■ What the exercise asks ■
Transcribe the listing word for word.

(Extracted data entries)
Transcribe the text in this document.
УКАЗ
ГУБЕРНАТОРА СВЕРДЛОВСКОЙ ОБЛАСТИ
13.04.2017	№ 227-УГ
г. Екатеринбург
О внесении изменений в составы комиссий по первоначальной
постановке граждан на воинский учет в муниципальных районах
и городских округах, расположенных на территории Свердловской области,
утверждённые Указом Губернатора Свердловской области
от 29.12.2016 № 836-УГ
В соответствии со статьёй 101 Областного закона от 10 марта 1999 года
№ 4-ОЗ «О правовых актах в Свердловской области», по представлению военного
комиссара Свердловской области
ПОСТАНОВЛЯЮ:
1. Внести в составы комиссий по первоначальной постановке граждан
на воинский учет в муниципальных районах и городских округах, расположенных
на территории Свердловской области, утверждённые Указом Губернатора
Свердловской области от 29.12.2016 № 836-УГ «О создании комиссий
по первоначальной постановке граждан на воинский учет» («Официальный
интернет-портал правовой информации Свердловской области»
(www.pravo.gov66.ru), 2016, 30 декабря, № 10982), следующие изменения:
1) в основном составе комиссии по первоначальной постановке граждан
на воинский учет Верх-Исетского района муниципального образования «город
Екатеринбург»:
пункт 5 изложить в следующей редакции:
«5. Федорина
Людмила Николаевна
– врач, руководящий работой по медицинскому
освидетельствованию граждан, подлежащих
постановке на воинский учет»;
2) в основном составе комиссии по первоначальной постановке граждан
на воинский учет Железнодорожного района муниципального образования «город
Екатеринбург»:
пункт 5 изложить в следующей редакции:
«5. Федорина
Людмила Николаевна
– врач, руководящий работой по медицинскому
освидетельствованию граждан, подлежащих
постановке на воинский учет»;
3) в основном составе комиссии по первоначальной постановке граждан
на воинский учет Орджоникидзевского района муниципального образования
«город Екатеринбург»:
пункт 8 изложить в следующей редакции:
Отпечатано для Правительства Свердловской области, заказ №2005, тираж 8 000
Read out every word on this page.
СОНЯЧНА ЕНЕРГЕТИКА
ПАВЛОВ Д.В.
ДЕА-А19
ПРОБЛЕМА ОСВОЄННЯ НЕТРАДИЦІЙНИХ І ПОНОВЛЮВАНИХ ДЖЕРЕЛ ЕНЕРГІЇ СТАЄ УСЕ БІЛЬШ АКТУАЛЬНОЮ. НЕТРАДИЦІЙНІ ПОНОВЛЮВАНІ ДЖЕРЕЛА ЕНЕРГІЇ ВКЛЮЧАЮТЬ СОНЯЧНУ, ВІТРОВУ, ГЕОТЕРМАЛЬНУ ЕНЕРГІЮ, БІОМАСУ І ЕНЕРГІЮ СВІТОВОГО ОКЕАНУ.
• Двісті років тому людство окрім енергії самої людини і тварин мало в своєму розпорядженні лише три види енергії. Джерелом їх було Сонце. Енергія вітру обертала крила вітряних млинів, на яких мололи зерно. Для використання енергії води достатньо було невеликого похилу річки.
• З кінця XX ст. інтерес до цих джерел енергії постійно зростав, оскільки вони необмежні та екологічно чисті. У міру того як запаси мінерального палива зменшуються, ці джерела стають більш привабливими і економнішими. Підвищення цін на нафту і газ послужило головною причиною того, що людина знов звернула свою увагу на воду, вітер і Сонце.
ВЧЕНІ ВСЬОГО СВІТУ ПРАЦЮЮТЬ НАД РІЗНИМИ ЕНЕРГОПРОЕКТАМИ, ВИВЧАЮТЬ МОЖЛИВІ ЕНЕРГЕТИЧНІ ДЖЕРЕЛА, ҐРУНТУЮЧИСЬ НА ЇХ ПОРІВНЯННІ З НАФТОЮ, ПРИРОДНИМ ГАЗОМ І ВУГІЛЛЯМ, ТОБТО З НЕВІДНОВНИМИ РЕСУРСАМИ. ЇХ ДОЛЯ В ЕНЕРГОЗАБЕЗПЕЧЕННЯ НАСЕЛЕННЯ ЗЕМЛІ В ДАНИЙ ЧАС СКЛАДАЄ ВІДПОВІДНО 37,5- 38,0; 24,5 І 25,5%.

■ Solution below ■
Transcribe the text in this document.
УКАЗ
ГУБЕРНАТОРА СВЕРДЛОВСКОЙ ОБЛАСТИ
13.04.2017	№ 227-УГ
г. Екатеринбург
О внесении изменений в составы комиссий по первоначальной
постановке граждан на воинский учет в муниципальных районах
и городских округах, расположенных на территории Свердловской области,
утверждённые Указом Губернатора Свердловской области
от 29.12.2016 № 836-УГ
В соответствии со статьёй 101 Областного закона от 10 марта 1999 года
№ 4-ОЗ «О правовых актах в Свердловской области», по представлению военного
комиссара Свердловской области
ПОСТАНОВЛЯЮ:
1. Внести в составы комиссий по первоначальной постановке граждан
на воинский учет в муниципальных районах и городских округах, расположенных
на территории Свердловской области, утверждённые Указом Губернатора
Свердловской области от 29.12.2016 № 836-УГ «О создании комиссий
по первоначальной постановке граждан на воинский учет» («Официальный
интернет-портал правовой информации Свердловской области»
(www.pravo.gov66.ru), 2016, 30 декабря, № 10982), следующие изменения:
1) в основном составе комиссии по первоначальной постановке граждан
на воинский учет Верх-Исетского района муниципального образования «город
Екатеринбург»:
пункт 5 изложить в следующей редакции:
«5. Федорина
Людмила Николаевна
– врач, руководящий работой по медицинскому
освидетельствованию граждан, подлежащих
постановке на воинский учет»;
2) в основном составе комиссии по первоначальной постановке граждан
на воинский учет Железнодорожного района муниципального образования «город
Екатеринбург»:
пункт 5 изложить в следующей редакции:
«5. Федорина
Людмила Николаевна
– врач, руководящий работой по медицинскому
освидетельствованию граждан, подлежащих
постановке на воинский учет»;
3) в основном составе комиссии по первоначальной постановке граждан
на воинский учет Орджоникидзевского района муниципального образования
«город Екатеринбург»:
пункт 8 изложить в следующей редакции:
Отпечатано для Правительства Свердловской области, заказ №2005, тираж 8 000
Read out every word on this page.
СОНЯЧНА ЕНЕРГЕТИКА
ПАВЛОВ Д.В.
ДЕА-А19
ПРОБЛЕМА ОСВОЄННЯ НЕТРАДИЦІЙНИХ І ПОНОВЛЮВАНИХ ДЖЕРЕЛ ЕНЕРГІЇ СТАЄ УСЕ БІЛЬШ АКТУАЛЬНОЮ. НЕТРАДИЦІЙНІ ПОНОВЛЮВАНІ ДЖЕРЕЛА ЕНЕРГІЇ ВКЛЮЧАЮТЬ СОНЯЧНУ, ВІТРОВУ, ГЕОТЕРМАЛЬНУ ЕНЕРГІЮ, БІОМАСУ І ЕНЕРГІЮ СВІТОВОГО ОКЕАНУ.
• Двісті років тому людство окрім енергії самої людини і тварин мало в своєму розпорядженні лише три види енергії. Джерелом їх було Сонце. Енергія вітру обертала крила вітряних млинів, на яких мололи зерно. Для використання енергії води достатньо було невеликого похилу річки.
• З кінця XX ст. інтерес до цих джерел енергії постійно зростав, оскільки вони необмежні та екологічно чисті. У міру того як запаси мінерального палива зменшуються, ці джерела стають більш привабливими і економнішими. Підвищення цін на нафту і газ послужило головною причиною того, що людина знов звернула свою увагу на воду, вітер і Сонце.
ВЧЕНІ ВСЬОГО СВІТУ ПРАЦЮЮТЬ НАД РІЗНИМИ ЕНЕРГОПРОЕКТАМИ, ВИВЧАЮТЬ МОЖЛИВІ ЕНЕРГЕТИЧНІ ДЖЕРЕЛА, ҐРУНТУЮЧИСЬ НА ЇХ ПОРІВНЯННІ З НАФТОЮ, ПРИРОДНИМ ГАЗОМ І ВУГІЛЛЯМ, ТОБТО З НЕВІДНОВНИМИ РЕСУРСАМИ. ЇХ ДОЛЯ В ЕНЕРГОЗАБЕЗПЕЧЕННЯ НАСЕЛЕННЯ ЗЕМЛІ В ДАНИЙ ЧАС СКЛАДАЄ ВІДПОВІДНО 37,5- 38,0; 24,5 І 25,5%.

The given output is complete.